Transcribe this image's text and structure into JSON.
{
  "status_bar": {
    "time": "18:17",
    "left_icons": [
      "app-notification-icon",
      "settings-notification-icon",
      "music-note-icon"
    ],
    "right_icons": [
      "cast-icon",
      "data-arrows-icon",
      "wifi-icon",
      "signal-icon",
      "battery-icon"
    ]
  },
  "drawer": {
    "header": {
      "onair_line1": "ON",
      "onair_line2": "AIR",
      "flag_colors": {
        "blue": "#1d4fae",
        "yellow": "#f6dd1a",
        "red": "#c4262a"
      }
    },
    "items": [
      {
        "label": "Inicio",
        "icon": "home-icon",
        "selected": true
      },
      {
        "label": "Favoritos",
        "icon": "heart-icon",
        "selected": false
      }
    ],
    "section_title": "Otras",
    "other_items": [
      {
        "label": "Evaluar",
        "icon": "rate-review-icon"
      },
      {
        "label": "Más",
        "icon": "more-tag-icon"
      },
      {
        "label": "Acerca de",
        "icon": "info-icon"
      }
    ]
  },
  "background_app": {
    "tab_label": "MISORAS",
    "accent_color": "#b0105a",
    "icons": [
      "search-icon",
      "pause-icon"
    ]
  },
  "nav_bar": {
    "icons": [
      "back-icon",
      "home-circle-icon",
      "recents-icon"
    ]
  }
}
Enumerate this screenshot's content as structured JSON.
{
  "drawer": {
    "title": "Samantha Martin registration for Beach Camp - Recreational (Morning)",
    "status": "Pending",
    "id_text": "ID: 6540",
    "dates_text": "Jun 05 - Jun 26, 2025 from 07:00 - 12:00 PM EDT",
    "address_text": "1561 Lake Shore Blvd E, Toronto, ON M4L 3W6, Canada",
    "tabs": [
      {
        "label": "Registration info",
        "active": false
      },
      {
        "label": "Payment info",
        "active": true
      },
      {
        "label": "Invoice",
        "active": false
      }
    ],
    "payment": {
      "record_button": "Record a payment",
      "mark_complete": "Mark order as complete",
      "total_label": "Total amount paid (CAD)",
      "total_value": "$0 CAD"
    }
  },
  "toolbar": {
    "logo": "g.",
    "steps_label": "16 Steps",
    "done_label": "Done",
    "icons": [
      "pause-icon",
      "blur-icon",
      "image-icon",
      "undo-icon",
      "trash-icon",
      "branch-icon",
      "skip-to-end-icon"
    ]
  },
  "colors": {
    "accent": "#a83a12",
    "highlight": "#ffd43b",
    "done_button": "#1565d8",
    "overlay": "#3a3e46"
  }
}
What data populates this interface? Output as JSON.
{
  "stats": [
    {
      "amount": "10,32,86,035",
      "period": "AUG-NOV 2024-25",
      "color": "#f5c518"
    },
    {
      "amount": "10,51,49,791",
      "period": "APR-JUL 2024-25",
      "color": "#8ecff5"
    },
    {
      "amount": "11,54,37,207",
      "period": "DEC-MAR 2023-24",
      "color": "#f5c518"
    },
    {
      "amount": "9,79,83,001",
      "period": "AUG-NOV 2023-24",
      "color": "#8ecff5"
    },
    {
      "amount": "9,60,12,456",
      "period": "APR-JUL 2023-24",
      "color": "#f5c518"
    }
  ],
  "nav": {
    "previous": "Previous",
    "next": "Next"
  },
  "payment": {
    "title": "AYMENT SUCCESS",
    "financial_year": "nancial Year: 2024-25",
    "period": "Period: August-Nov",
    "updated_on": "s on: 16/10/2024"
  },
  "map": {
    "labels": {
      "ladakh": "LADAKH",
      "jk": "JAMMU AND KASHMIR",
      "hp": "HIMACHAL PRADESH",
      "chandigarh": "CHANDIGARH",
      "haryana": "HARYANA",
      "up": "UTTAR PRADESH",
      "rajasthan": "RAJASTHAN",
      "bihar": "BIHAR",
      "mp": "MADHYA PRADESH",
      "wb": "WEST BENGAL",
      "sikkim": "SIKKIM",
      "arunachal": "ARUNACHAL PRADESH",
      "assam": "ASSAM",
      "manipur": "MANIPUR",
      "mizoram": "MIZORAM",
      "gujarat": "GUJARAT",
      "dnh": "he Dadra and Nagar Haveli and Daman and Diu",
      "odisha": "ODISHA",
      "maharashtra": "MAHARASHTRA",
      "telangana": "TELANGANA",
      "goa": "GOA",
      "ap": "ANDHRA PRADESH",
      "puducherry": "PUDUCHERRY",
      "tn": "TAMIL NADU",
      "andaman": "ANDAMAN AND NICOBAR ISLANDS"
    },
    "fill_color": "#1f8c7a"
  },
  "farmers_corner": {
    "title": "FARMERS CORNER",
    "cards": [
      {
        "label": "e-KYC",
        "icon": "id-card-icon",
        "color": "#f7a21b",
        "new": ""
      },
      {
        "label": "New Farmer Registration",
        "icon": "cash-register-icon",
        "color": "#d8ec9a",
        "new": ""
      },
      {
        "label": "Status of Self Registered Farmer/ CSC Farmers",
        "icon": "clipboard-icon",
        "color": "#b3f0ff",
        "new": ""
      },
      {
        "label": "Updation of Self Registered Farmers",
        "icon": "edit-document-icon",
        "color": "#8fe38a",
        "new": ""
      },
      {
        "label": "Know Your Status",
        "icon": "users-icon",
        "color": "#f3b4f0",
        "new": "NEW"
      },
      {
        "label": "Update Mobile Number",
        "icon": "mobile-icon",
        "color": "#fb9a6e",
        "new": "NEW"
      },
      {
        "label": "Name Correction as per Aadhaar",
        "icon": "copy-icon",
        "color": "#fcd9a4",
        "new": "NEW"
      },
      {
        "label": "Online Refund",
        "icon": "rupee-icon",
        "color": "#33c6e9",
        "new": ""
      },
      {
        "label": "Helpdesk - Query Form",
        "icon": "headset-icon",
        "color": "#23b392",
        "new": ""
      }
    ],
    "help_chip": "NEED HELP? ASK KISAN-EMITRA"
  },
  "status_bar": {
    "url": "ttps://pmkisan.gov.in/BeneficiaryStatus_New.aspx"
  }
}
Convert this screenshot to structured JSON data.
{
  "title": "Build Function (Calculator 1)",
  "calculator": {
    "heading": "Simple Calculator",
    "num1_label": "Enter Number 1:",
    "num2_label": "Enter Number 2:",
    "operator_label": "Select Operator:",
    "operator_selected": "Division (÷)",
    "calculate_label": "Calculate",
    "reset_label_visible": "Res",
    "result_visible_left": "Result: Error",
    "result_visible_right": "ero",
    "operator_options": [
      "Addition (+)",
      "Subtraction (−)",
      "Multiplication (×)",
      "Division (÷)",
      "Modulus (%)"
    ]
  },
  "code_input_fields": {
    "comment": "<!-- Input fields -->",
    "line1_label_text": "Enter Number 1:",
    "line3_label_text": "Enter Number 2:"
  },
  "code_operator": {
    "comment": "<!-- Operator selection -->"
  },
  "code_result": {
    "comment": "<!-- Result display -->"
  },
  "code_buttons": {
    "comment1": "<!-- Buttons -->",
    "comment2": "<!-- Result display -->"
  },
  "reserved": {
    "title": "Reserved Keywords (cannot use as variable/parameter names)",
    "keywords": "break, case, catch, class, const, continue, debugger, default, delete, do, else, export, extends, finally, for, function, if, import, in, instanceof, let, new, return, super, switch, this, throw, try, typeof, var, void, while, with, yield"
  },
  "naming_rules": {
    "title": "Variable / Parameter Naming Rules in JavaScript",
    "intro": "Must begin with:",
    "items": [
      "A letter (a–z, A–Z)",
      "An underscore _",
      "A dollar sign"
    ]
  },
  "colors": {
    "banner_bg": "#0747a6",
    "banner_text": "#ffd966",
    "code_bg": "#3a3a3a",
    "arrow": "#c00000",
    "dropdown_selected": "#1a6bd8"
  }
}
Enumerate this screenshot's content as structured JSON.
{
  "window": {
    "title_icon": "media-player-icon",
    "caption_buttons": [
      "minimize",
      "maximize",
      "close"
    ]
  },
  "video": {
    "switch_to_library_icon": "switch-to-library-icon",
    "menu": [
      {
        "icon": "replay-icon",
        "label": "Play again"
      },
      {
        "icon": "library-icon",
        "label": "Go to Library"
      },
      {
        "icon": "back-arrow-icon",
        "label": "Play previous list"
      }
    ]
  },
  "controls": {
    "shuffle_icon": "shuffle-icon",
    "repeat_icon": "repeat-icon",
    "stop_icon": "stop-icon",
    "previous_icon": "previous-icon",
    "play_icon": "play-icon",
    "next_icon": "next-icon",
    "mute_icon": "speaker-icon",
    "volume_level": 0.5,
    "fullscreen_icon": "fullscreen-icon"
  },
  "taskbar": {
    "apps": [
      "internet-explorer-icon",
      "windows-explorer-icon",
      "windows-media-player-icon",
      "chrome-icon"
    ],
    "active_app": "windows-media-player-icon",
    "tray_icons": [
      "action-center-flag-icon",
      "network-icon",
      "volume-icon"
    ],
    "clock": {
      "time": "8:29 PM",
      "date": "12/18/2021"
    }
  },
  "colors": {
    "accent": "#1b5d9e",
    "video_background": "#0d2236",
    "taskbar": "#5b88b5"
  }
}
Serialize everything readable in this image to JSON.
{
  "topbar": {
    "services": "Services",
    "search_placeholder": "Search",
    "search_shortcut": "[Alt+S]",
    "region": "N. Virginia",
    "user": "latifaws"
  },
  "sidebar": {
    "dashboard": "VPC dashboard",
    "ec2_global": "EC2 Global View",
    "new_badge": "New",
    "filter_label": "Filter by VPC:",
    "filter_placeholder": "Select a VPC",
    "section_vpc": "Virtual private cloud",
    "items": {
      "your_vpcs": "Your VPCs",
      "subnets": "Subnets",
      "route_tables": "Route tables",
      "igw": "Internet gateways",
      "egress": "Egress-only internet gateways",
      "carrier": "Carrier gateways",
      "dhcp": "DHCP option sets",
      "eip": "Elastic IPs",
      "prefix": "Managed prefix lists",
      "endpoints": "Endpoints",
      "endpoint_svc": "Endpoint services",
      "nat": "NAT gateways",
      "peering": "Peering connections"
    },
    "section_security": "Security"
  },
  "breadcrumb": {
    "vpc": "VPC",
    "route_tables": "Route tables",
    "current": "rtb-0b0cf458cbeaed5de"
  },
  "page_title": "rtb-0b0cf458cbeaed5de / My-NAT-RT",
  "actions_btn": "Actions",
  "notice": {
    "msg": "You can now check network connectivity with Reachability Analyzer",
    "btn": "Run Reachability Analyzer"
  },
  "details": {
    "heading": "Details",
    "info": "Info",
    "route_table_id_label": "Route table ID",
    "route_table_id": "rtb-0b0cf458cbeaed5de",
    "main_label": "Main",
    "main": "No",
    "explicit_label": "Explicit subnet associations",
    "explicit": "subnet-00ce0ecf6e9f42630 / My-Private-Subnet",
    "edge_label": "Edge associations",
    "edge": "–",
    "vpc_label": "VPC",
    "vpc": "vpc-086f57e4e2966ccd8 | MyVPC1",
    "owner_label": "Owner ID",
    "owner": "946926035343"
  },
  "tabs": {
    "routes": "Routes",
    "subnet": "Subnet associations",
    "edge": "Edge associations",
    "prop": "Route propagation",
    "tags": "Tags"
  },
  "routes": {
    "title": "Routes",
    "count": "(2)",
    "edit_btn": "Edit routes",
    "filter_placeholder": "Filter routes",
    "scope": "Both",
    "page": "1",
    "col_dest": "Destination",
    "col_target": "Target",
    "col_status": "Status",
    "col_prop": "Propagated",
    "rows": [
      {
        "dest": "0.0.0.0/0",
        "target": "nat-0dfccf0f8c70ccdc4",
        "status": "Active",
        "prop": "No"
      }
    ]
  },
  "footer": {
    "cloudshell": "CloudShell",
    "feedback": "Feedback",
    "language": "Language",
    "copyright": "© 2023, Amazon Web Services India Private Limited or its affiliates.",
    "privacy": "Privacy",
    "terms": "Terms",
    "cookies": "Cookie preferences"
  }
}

........

*Requirement*
Select all lines in the listing above where the word "windows" appears, and show them.

*Worked answer*
      "windows-explorer-icon",
      "windows-media-player-icon",
    "active_app": "windows-media-player-icon",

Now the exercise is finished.